**Material to process**

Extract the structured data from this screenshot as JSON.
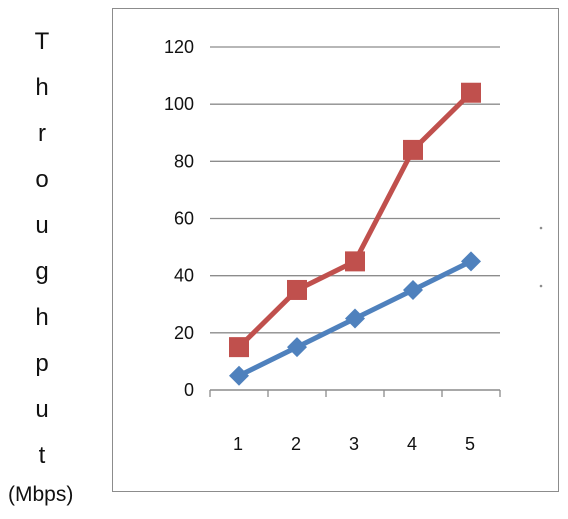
{
  "chart_data": {
    "type": "line",
    "title": "",
    "ylabel": "Throughput",
    "ylabel_letters": [
      "T",
      "h",
      "r",
      "o",
      "u",
      "g",
      "h",
      "p",
      "u",
      "t"
    ],
    "ylabel_unit": "(Mbps)",
    "xlabel": "",
    "categories": [
      "1",
      "2",
      "3",
      "4",
      "5"
    ],
    "ylim": [
      0,
      120
    ],
    "yticks": [
      "0",
      "20",
      "40",
      "60",
      "80",
      "100",
      "120"
    ],
    "grid": true,
    "legend": "none",
    "series": [
      {
        "values": [
          15,
          35,
          45,
          84,
          104
        ],
        "color": "#c0504d",
        "marker": "square"
      },
      {
        "values": [
          5,
          15,
          25,
          35,
          45
        ],
        "color": "#4f81bd",
        "marker": "diamond"
      }
    ]
  }
}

**Description of the task**
Reproduce each entry precisely, dropping only the pictures.

**Exercise solution**
Extract the structured data from this screenshot as JSON.
{
  "chart_data": {
    "type": "line",
    "title": "",
    "ylabel": "Throughput",
    "ylabel_letters": [
      "T",
      "h",
      "r",
      "o",
      "u",
      "g",
      "h",
      "p",
      "u",
      "t"
    ],
    "ylabel_unit": "(Mbps)",
    "xlabel": "",
    "categories": [
      "1",
      "2",
      "3",
      "4",
      "5"
    ],
    "ylim": [
      0,
      120
    ],
    "yticks": [
      "0",
      "20",
      "40",
      "60",
      "80",
      "100",
      "120"
    ],
    "grid": true,
    "legend": "none",
    "series": [
      {
        "values": [
          15,
          35,
          45,
          84,
          104
        ],
        "color": "#c0504d",
        "marker": "square"
      },
      {
        "values": [
          5,
          15,
          25,
          35,
          45
        ],
        "color": "#4f81bd",
        "marker": "diamond"
      }
    ]
  }
}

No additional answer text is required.